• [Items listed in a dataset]
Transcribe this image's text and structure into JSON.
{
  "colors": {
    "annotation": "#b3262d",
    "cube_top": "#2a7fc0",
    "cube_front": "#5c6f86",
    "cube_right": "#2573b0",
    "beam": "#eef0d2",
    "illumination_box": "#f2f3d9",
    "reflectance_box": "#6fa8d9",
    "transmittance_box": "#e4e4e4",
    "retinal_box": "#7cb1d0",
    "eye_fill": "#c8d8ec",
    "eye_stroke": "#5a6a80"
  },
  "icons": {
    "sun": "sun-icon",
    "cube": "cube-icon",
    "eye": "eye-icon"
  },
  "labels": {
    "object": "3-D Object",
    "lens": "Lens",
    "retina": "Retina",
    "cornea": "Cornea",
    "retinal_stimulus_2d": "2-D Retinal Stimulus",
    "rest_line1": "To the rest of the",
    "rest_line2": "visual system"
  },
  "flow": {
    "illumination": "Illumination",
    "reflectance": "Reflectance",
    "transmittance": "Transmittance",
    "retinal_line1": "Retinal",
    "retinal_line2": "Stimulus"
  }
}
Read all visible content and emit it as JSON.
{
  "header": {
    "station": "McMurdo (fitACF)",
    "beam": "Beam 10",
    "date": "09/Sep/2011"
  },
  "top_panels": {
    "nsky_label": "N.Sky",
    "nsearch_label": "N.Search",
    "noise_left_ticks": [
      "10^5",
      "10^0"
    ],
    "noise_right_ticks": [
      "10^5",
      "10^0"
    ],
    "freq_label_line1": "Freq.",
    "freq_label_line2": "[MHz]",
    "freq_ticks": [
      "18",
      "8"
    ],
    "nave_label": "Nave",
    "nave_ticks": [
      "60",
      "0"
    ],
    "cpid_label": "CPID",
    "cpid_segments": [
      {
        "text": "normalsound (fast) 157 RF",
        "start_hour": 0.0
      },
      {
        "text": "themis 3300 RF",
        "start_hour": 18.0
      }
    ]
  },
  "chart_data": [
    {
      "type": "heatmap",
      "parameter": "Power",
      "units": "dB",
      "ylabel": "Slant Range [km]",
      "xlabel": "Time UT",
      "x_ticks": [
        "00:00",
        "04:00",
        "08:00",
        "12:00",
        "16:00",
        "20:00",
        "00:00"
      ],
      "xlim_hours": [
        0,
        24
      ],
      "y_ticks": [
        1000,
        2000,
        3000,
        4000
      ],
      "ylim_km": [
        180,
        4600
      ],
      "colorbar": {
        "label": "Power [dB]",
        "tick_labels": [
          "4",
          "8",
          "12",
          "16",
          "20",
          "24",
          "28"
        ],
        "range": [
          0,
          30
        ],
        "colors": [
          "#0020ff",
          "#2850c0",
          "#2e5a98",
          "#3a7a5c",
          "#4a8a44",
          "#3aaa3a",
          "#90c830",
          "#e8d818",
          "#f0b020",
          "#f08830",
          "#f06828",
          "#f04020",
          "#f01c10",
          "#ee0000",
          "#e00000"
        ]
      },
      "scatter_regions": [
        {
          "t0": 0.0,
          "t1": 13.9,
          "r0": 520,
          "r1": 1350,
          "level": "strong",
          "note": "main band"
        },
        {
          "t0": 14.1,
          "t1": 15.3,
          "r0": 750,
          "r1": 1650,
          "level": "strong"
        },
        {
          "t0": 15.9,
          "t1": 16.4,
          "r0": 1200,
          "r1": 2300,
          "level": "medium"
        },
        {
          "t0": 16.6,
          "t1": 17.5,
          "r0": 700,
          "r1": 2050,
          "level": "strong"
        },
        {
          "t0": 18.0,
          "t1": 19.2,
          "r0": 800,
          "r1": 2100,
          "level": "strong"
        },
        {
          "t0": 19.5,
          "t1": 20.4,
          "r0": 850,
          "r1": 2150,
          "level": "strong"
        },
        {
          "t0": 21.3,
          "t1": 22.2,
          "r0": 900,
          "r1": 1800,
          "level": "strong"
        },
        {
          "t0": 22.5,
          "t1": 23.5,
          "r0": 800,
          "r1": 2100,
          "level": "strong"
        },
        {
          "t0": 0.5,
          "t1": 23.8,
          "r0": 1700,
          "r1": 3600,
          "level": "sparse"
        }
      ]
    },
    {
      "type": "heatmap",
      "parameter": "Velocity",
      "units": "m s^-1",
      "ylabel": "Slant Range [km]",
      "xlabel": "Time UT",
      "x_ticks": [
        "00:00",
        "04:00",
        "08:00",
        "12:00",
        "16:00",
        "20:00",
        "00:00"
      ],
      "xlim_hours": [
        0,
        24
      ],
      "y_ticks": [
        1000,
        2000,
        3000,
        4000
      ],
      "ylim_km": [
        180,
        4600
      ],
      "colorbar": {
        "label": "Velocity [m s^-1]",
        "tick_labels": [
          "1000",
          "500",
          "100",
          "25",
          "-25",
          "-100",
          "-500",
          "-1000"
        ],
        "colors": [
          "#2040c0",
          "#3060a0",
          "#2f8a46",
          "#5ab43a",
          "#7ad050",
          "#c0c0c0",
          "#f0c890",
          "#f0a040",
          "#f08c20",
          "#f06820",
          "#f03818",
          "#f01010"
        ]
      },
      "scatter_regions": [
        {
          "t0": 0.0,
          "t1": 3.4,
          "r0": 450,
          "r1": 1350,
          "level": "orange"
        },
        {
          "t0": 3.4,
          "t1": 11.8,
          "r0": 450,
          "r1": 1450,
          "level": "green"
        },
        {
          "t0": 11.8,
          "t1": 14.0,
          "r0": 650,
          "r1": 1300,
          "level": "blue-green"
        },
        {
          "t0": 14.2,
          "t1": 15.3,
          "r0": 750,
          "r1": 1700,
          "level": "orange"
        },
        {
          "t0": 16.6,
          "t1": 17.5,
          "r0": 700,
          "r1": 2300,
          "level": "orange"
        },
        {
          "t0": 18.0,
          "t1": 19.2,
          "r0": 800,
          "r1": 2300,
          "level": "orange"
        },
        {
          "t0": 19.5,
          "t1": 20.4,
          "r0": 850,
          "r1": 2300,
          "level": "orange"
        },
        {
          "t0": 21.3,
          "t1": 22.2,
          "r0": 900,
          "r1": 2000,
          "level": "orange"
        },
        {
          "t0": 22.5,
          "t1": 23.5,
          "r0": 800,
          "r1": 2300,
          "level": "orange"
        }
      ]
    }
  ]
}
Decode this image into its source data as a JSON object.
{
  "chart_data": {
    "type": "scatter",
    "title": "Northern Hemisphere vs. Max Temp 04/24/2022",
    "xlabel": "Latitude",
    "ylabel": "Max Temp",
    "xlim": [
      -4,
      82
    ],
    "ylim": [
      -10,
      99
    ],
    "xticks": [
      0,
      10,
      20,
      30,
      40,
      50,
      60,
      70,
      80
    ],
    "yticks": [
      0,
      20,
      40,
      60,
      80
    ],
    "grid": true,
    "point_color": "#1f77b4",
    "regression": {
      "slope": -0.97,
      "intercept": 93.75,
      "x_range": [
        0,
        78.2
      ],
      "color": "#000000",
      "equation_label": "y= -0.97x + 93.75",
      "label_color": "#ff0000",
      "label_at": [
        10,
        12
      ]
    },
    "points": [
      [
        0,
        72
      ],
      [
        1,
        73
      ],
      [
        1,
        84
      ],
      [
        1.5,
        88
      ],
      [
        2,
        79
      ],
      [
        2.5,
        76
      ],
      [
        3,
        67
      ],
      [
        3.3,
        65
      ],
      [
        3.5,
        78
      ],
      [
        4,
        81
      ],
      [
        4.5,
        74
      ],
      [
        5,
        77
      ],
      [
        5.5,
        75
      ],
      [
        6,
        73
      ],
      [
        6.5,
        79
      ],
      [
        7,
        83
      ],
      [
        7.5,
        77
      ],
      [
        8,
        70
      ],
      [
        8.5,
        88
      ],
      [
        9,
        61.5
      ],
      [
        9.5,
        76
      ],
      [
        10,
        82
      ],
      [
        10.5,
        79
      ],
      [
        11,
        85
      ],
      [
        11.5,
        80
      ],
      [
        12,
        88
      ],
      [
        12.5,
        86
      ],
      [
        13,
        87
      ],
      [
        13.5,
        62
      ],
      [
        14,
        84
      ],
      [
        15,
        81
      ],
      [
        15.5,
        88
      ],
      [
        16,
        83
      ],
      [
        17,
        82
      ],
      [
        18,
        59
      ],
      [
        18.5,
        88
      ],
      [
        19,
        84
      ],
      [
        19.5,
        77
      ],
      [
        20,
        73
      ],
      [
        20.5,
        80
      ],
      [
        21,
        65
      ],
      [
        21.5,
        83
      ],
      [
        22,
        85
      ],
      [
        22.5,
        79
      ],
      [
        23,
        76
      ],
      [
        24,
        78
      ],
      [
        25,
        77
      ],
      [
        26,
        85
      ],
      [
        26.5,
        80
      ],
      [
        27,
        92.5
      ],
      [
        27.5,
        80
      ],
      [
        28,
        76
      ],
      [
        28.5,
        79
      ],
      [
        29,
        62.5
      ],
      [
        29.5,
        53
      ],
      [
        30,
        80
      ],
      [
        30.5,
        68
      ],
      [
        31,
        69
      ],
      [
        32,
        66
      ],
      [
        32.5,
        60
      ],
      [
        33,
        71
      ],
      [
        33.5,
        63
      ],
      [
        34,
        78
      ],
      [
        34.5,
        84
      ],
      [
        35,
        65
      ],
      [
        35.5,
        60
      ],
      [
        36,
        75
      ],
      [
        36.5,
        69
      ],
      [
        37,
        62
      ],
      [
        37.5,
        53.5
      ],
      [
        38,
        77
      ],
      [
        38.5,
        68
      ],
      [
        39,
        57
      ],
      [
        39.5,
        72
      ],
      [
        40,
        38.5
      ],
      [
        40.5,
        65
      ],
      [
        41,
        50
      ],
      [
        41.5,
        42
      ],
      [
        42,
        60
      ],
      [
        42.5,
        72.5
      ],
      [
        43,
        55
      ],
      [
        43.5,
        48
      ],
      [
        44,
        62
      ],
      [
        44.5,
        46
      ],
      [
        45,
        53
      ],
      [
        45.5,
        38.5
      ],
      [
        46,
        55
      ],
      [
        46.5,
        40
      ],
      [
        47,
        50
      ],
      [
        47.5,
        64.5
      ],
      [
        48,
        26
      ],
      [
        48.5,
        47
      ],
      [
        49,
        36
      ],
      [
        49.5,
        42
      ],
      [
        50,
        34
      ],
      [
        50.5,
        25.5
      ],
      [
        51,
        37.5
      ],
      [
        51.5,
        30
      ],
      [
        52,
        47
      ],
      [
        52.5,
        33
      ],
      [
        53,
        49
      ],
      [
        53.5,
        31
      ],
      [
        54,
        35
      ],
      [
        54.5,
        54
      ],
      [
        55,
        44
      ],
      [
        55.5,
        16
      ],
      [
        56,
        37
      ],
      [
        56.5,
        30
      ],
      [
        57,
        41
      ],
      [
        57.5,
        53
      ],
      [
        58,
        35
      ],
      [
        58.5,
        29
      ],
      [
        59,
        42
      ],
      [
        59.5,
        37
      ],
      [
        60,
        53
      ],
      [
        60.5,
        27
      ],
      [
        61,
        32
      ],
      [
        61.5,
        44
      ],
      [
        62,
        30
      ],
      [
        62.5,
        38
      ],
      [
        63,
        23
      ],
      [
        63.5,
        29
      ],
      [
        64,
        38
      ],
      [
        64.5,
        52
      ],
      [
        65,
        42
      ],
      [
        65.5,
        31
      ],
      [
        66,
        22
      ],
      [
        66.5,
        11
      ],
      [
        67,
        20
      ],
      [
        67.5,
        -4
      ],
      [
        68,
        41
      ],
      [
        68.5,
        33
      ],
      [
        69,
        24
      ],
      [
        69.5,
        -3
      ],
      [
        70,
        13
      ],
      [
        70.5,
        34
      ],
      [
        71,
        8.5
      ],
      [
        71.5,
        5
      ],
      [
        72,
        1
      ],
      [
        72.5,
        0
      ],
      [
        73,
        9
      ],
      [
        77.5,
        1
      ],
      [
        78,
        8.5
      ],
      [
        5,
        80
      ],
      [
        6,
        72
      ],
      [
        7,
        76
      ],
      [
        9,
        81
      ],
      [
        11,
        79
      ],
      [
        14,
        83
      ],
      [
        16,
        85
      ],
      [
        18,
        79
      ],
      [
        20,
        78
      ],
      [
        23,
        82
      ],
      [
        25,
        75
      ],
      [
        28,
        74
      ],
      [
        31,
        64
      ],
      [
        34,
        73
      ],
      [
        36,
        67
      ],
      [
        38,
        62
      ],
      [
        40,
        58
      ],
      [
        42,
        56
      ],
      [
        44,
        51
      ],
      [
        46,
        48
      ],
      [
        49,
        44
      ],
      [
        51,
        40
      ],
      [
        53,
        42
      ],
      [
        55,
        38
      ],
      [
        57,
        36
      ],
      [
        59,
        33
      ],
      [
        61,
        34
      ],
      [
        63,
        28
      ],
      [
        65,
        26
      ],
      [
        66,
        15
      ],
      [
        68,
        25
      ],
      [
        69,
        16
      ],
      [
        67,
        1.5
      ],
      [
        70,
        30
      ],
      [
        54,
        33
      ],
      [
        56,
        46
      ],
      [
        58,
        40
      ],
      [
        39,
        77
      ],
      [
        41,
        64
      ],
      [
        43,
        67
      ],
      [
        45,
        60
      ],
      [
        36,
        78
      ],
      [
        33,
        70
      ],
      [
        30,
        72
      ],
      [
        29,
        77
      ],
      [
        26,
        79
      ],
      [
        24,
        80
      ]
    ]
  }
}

• [Objective] Your task is to list each line of the records with the word "Stimulus".

• [Reply to the exercise]
    "retinal_stimulus_2d": "2-D Retinal Stimulus",
    "retinal_line2": "Stimulus"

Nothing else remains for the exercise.